>> START

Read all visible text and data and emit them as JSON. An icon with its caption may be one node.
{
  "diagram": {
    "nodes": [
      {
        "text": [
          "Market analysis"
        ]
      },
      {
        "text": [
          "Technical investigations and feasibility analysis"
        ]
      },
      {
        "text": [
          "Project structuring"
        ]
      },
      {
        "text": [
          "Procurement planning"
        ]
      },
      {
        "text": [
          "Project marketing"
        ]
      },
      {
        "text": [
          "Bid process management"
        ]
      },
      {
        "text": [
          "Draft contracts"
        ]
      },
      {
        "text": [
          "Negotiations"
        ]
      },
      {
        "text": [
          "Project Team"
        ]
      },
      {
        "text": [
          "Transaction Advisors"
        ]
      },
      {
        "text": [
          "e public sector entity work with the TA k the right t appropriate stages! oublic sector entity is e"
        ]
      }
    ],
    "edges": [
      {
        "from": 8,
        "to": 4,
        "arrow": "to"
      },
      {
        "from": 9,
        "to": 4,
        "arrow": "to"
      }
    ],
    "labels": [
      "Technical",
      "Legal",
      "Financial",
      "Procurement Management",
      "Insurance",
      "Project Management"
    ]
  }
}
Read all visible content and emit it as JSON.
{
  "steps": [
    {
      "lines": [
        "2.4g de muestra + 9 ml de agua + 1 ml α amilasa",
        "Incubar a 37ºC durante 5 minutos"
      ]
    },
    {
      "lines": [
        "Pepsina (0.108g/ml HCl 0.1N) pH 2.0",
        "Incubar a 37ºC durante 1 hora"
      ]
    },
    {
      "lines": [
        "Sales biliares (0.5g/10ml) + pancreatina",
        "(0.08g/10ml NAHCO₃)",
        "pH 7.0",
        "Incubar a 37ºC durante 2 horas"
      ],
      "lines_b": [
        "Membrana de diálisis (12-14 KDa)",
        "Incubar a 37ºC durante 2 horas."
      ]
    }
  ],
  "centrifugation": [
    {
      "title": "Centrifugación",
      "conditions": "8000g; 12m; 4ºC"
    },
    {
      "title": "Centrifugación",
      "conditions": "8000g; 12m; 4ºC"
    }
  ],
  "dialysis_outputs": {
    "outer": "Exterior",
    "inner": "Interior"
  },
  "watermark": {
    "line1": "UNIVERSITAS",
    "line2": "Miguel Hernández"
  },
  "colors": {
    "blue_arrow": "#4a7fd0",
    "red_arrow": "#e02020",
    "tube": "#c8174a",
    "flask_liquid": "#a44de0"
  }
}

>> END

* GIVEN REQUEST
Count the lines of the listing above that include the word "horas" and state the total with nothing else.

* CORRECT RESPONSE
2